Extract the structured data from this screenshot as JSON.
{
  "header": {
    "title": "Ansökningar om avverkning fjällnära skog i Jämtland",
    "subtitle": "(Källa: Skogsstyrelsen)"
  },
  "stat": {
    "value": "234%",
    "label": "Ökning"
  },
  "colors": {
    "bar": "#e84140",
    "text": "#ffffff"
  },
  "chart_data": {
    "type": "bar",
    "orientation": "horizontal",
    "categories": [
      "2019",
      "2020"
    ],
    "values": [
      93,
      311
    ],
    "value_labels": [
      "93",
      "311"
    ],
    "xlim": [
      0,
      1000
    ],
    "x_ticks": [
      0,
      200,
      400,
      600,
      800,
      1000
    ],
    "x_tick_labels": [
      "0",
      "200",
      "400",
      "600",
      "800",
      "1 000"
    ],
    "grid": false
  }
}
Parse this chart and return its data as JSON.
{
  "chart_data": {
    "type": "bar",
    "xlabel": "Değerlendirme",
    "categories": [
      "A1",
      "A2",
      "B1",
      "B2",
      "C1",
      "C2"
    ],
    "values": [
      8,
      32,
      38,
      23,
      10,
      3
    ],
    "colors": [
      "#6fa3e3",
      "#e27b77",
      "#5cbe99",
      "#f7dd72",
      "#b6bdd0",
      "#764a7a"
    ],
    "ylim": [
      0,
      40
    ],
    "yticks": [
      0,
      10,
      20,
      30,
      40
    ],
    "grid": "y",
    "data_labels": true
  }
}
_ _ _ _
TASK DIRECTIONS:
Identify each line in the records above containing the word "this"; copy those lines.

SOLUTION BELOW:
Extract the structured data from this screenshot as JSON.
Parse this chart and return its data as JSON.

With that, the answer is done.